▸ Exercise material
********

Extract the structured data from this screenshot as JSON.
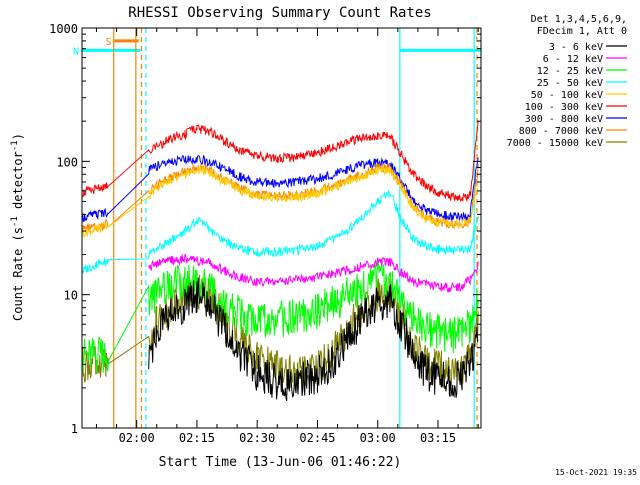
{
  "chart_data": {
    "type": "line",
    "title": "RHESSI Observing Summary Count Rates",
    "xlabel": "Start Time (13-Jun-06 01:46:22)",
    "ylabel_main": "Count Rate (s",
    "ylabel_sup1": "-1",
    "ylabel_mid": " detector",
    "ylabel_sup2": "-1",
    "ylabel_end": ")",
    "y_scale": "log",
    "ylim": [
      1,
      1000
    ],
    "xlim_minutes": [
      106.4,
      205.7
    ],
    "x_ticks": [
      {
        "label": "02:00",
        "minute": 120
      },
      {
        "label": "02:15",
        "minute": 135
      },
      {
        "label": "02:30",
        "minute": 150
      },
      {
        "label": "02:45",
        "minute": 165
      },
      {
        "label": "03:00",
        "minute": 180
      },
      {
        "label": "03:15",
        "minute": 195
      }
    ],
    "y_ticks": [
      {
        "label": "1",
        "value": 1
      },
      {
        "label": "10",
        "value": 10
      },
      {
        "label": "100",
        "value": 100
      },
      {
        "label": "1000",
        "value": 1000
      }
    ],
    "legend_header": [
      "Det 1,3,4,5,6,9,",
      "FDecim 1, Att 0"
    ],
    "legend_position": "right",
    "bars": [
      {
        "label": "S",
        "start": 114.5,
        "end": 120.5,
        "color": "#ff8000",
        "value": 800
      },
      {
        "label": "N",
        "start": 106.4,
        "end": 121.0,
        "color": "#00ffff",
        "value": 680
      },
      {
        "label": "",
        "start": 185.5,
        "end": 205.7,
        "color": "#00ffff",
        "value": 680
      }
    ],
    "vertical_markers": [
      {
        "minute": 114.3,
        "style": "solid",
        "color": "#ff8000"
      },
      {
        "minute": 119.8,
        "style": "solid",
        "color": "#ff8000"
      },
      {
        "minute": 121.2,
        "style": "dashed",
        "color": "#ff8000"
      },
      {
        "minute": 122.3,
        "style": "dashed",
        "color": "#00ffff"
      },
      {
        "minute": 185.5,
        "style": "solid",
        "color": "#00ffff"
      },
      {
        "minute": 204.0,
        "style": "solid",
        "color": "#00ffff"
      },
      {
        "minute": 204.7,
        "style": "dashed",
        "color": "#ff8000"
      }
    ],
    "gap": [
      114.3,
      123.0
    ],
    "x": [
      106.4,
      110,
      113,
      114.3,
      123,
      125,
      128,
      132,
      135,
      138,
      142,
      146,
      150,
      155,
      160,
      165,
      170,
      175,
      180,
      183,
      186,
      189,
      192,
      195,
      198,
      201,
      203,
      205
    ],
    "series": [
      {
        "name": "3 - 6 keV",
        "color": "#000000",
        "values": [
          null,
          null,
          null,
          null,
          3.5,
          5,
          7,
          8.5,
          10,
          8.5,
          5.5,
          3.5,
          2.6,
          2.2,
          2.2,
          2.5,
          3.5,
          6,
          8.5,
          9,
          6,
          3.5,
          2.6,
          2.4,
          2.3,
          2.3,
          3,
          5
        ]
      },
      {
        "name": "6 - 12 keV",
        "color": "#ff00ff",
        "values": [
          null,
          null,
          null,
          null,
          16,
          17,
          18,
          18.5,
          18,
          17.5,
          15,
          13.5,
          12.5,
          12.5,
          13,
          13.5,
          14.5,
          16,
          17.5,
          17.5,
          14.5,
          12.5,
          12,
          11.5,
          11.3,
          11.5,
          13,
          17
        ]
      },
      {
        "name": "12 - 25 keV",
        "color": "#00ff00",
        "values": [
          3.5,
          3.5,
          3.5,
          null,
          9,
          10,
          11.5,
          12.5,
          12,
          11,
          8.5,
          7,
          6.5,
          6.5,
          6.8,
          7.5,
          9,
          11,
          13,
          12.5,
          9,
          6.5,
          5.5,
          5.2,
          5,
          5,
          6,
          10
        ]
      },
      {
        "name": "25 - 50 keV",
        "color": "#00ffff",
        "values": [
          15,
          17,
          18,
          null,
          20,
          22,
          25,
          30,
          36,
          31,
          25,
          22,
          21,
          21,
          21.5,
          23,
          27,
          35,
          50,
          58,
          36,
          26,
          23,
          22,
          21.5,
          21.5,
          22,
          40
        ]
      },
      {
        "name": "50 - 100 keV",
        "color": "#ffcc00",
        "values": [
          29,
          31,
          33,
          null,
          55,
          63,
          72,
          80,
          86,
          82,
          70,
          60,
          55,
          53,
          54,
          58,
          65,
          75,
          85,
          85,
          62,
          44,
          37,
          35,
          34,
          34,
          35,
          68
        ]
      },
      {
        "name": "100 - 300 keV",
        "color": "#ff0000",
        "values": [
          58,
          62,
          67,
          null,
          115,
          128,
          145,
          160,
          175,
          168,
          140,
          118,
          110,
          105,
          108,
          116,
          130,
          148,
          157,
          154,
          110,
          80,
          65,
          58,
          55,
          53,
          56,
          200
        ]
      },
      {
        "name": "300 - 800 keV",
        "color": "#0000ff",
        "values": [
          38,
          40,
          42,
          null,
          85,
          92,
          98,
          103,
          103,
          100,
          88,
          76,
          70,
          68,
          70,
          74,
          82,
          92,
          98,
          96,
          70,
          50,
          43,
          40,
          39,
          38,
          40,
          110
        ]
      },
      {
        "name": "800 - 7000 keV",
        "color": "#ff8000",
        "values": [
          31,
          32,
          34,
          null,
          60,
          66,
          75,
          83,
          90,
          85,
          72,
          62,
          56,
          55,
          56,
          60,
          67,
          78,
          90,
          90,
          65,
          45,
          38,
          35,
          34,
          34,
          36,
          90
        ]
      },
      {
        "name": "7000 - 15000 keV",
        "color": "#808000",
        "values": [
          3,
          3,
          3,
          null,
          4.5,
          6,
          8,
          10,
          11,
          9.5,
          6.5,
          4.5,
          3.4,
          2.8,
          2.6,
          2.8,
          4,
          7,
          10,
          10.5,
          7,
          4,
          3,
          2.8,
          2.7,
          2.6,
          3.5,
          6
        ]
      }
    ]
  },
  "footer_timestamp": "15-Oct-2021 19:35"
}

********

▸ Instruction
Each line holding "Count" must be found and copied.

▸ Written response
    "title": "RHESSI Observing Summary Count Rates",
    "ylabel_main": "Count Rate (s",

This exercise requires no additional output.